# Records shown
________________________
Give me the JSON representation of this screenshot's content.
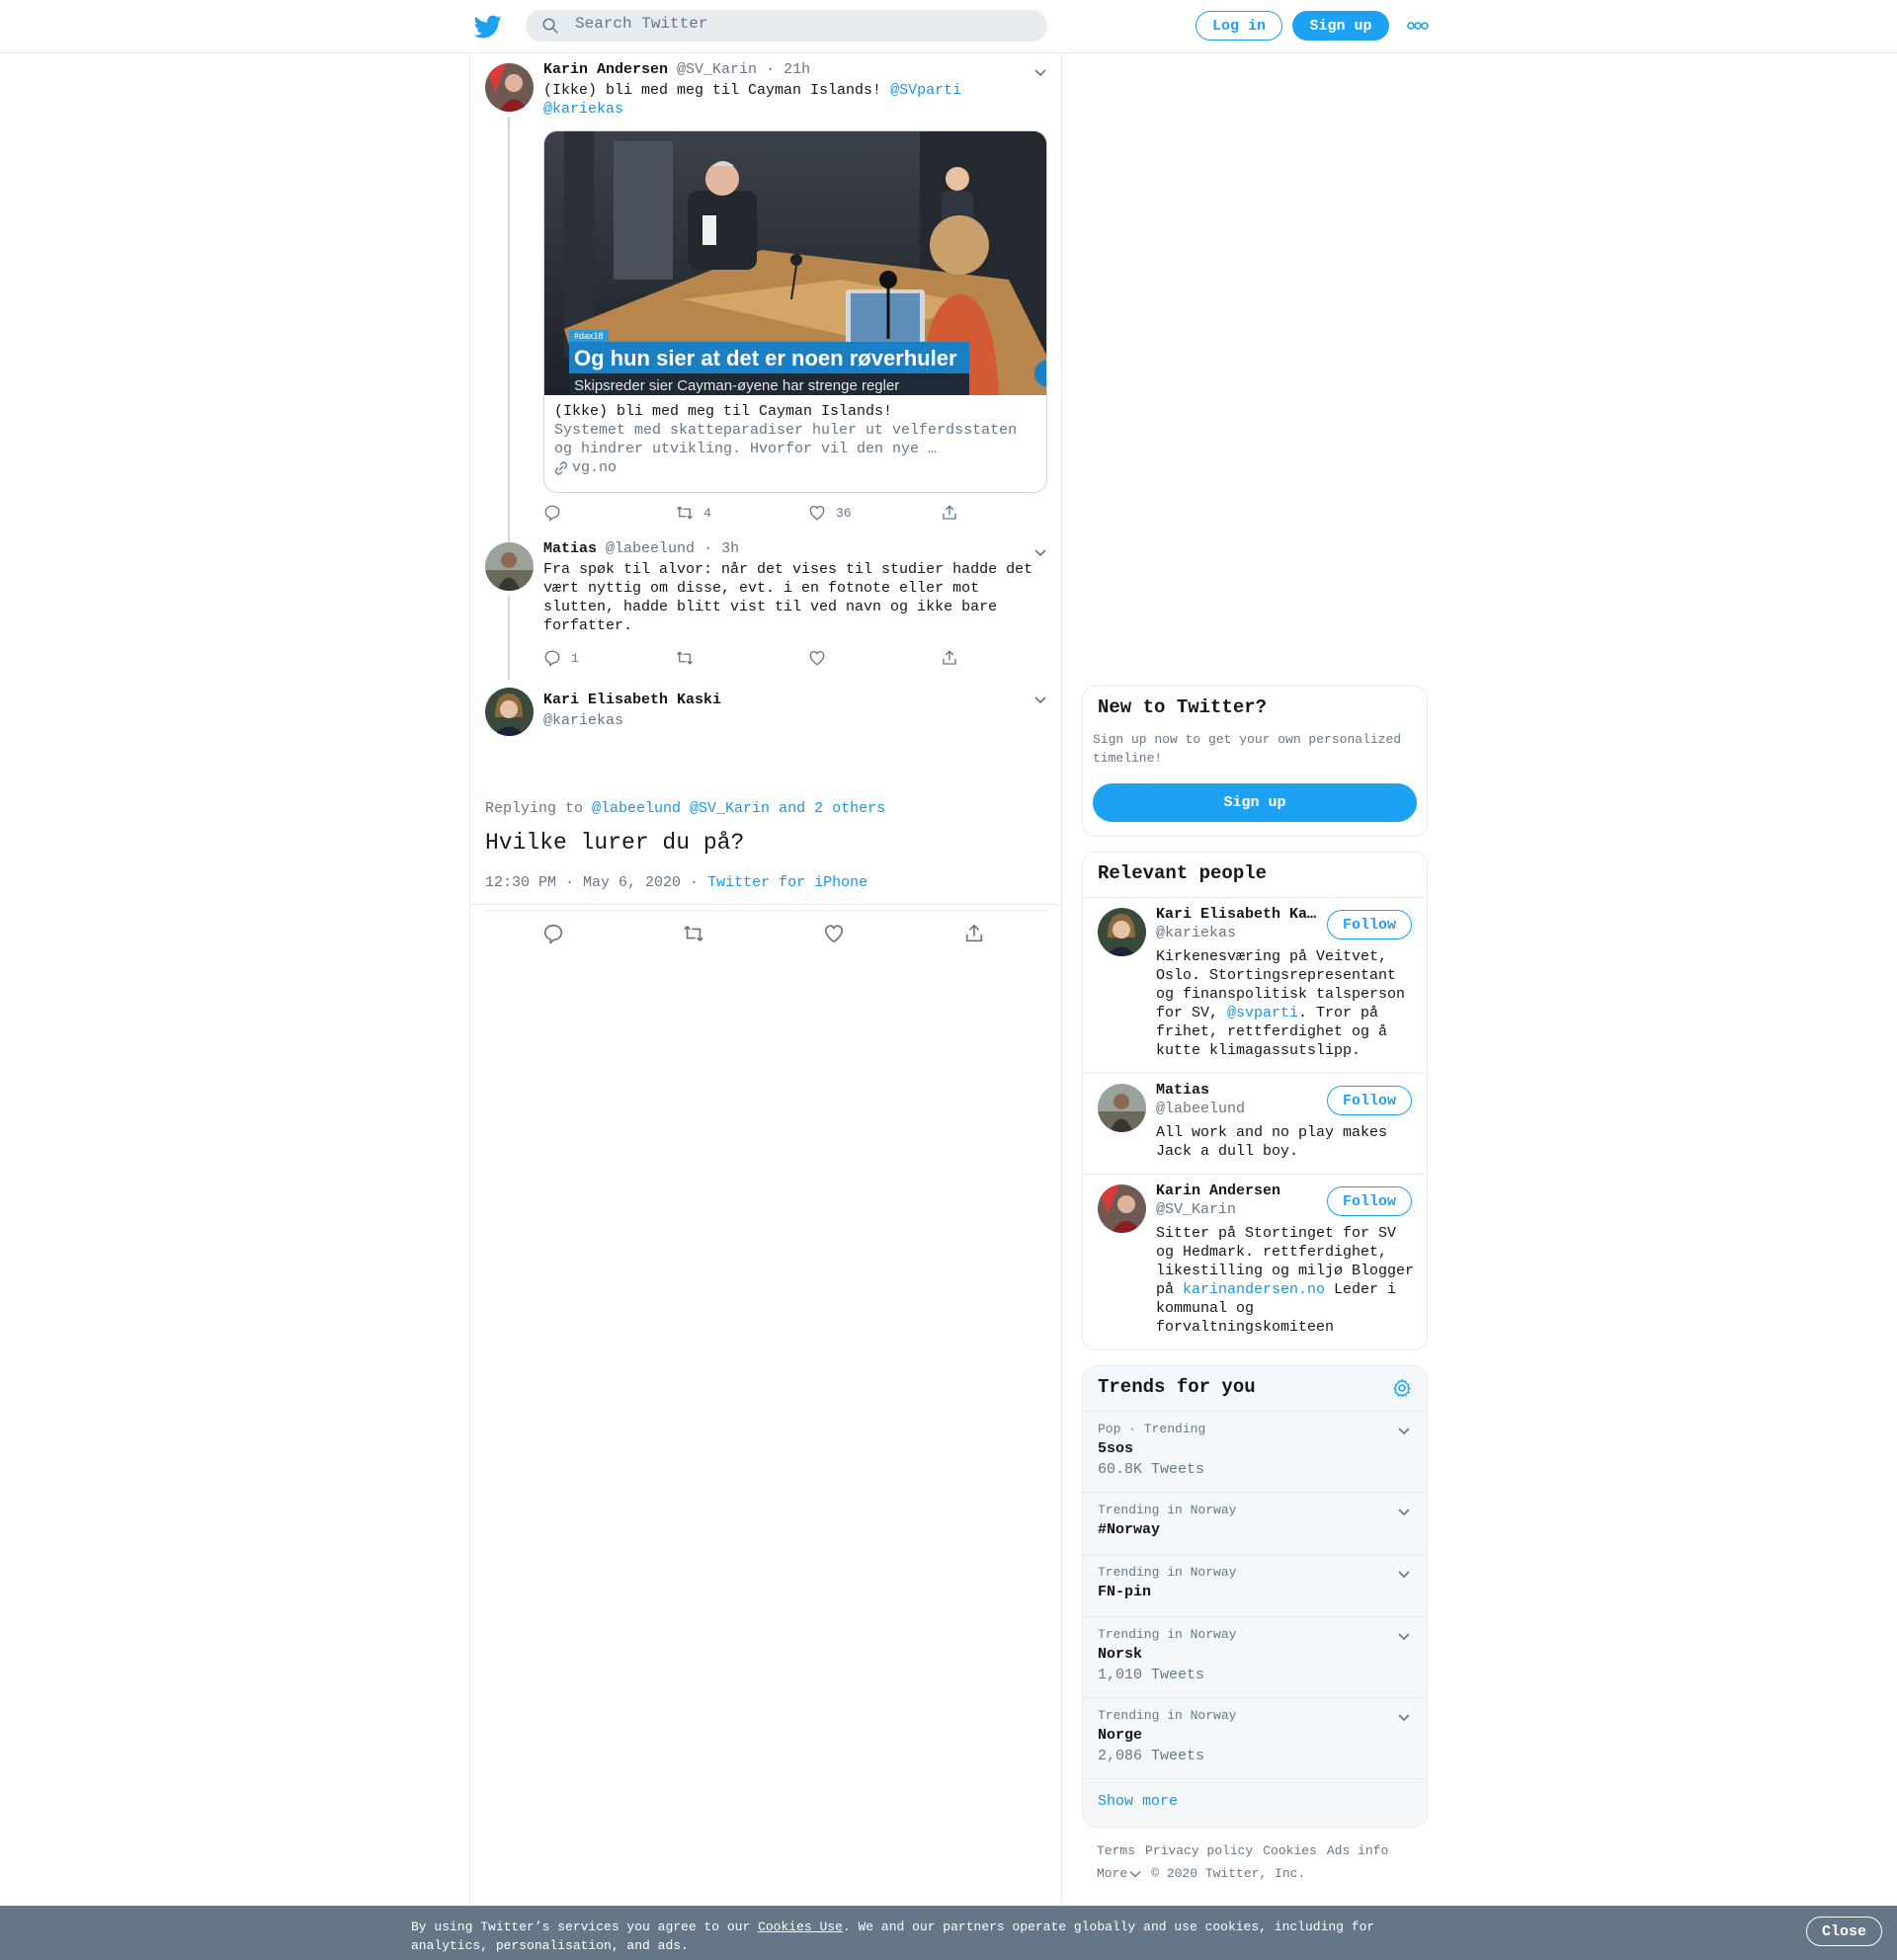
{
  "header": {
    "search_placeholder": "Search Twitter",
    "login_label": "Log in",
    "signup_label": "Sign up"
  },
  "thread": [
    {
      "name": "Karin Andersen",
      "handle": "@SV_Karin",
      "time": "21h",
      "text": "(Ikke) bli med meg til Cayman Islands! ",
      "mentions": [
        "@SVparti",
        "@kariekas"
      ],
      "card": {
        "image_hashtag": "#dax18",
        "image_headline": "Og hun sier at det er noen røverhuler",
        "image_subline": "Skipsreder sier Cayman-øyene har strenge regler",
        "title": "(Ikke) bli med meg til Cayman Islands!",
        "description": "Systemet med skatteparadiser huler ut velferdsstaten og hindrer utvikling. Hvorfor vil den nye …",
        "domain": "vg.no"
      },
      "counts": {
        "reply": "",
        "retweet": "4",
        "like": "36"
      }
    },
    {
      "name": "Matias",
      "handle": "@labeelund",
      "time": "3h",
      "text": "Fra spøk til alvor: når det vises til studier hadde det vært nyttig om disse, evt. i en fotnote eller mot slutten, hadde blitt vist til ved navn og ikke bare forfatter.",
      "counts": {
        "reply": "1",
        "retweet": "",
        "like": ""
      }
    }
  ],
  "focused": {
    "name": "Kari Elisabeth Kaski",
    "handle": "@kariekas",
    "replying_prefix": "Replying to ",
    "replying_to": "@labeelund @SV_Karin and 2 others",
    "text": "Hvilke lurer du på?",
    "timestamp": "12:30 PM · May 6, 2020",
    "source": "Twitter for iPhone"
  },
  "sidebar": {
    "new_title": "New to Twitter?",
    "new_subtitle": "Sign up now to get your own personalized timeline!",
    "new_signup": "Sign up",
    "relevant_title": "Relevant people",
    "people": [
      {
        "name": "Kari Elisabeth Kaski",
        "handle": "@kariekas",
        "bio_before": "Kirkenesværing på Veitvet, Oslo. Stortingsrepresentant og finanspolitisk talsperson for SV, ",
        "bio_link": "@svparti",
        "bio_after": ". Tror på frihet, rettferdighet og å kutte klimagassutslipp.",
        "follow": "Follow"
      },
      {
        "name": "Matias",
        "handle": "@labeelund",
        "bio_before": "All work and no play makes Jack a dull boy.",
        "bio_link": "",
        "bio_after": "",
        "follow": "Follow"
      },
      {
        "name": "Karin Andersen",
        "handle": "@SV_Karin",
        "bio_before": "Sitter på Stortinget for SV og Hedmark. rettferdighet, likestilling og miljø Blogger på ",
        "bio_link": "karinandersen.no",
        "bio_after": " Leder i kommunal og forvaltningskomiteen",
        "follow": "Follow"
      }
    ],
    "trends_title": "Trends for you",
    "trends": [
      {
        "category": "Pop · Trending",
        "name": "5sos",
        "count": "60.8K Tweets"
      },
      {
        "category": "Trending in Norway",
        "name": "#Norway",
        "count": ""
      },
      {
        "category": "Trending in Norway",
        "name": "FN-pin",
        "count": ""
      },
      {
        "category": "Trending in Norway",
        "name": "Norsk",
        "count": "1,010 Tweets"
      },
      {
        "category": "Trending in Norway",
        "name": "Norge",
        "count": "2,086 Tweets"
      }
    ],
    "show_more": "Show more",
    "footer": {
      "links": [
        "Terms",
        "Privacy policy",
        "Cookies",
        "Ads info"
      ],
      "more": "More",
      "copyright": "© 2020 Twitter, Inc."
    }
  },
  "cookie": {
    "text_before": "By using Twitter’s services you agree to our ",
    "link": "Cookies Use",
    "text_after": ". We and our partners operate globally and use cookies, including for analytics, personalisation, and ads.",
    "close": "Close"
  },
  "colors": {
    "brand": "#1da1f2",
    "link": "#1b95e0",
    "muted": "#657786",
    "cookie_bar": "#657786"
  }
}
________________________
# What this task involves
Each line containing "Cayman" counts once; state the total number of such lines and nothing else.

# Exercise result
3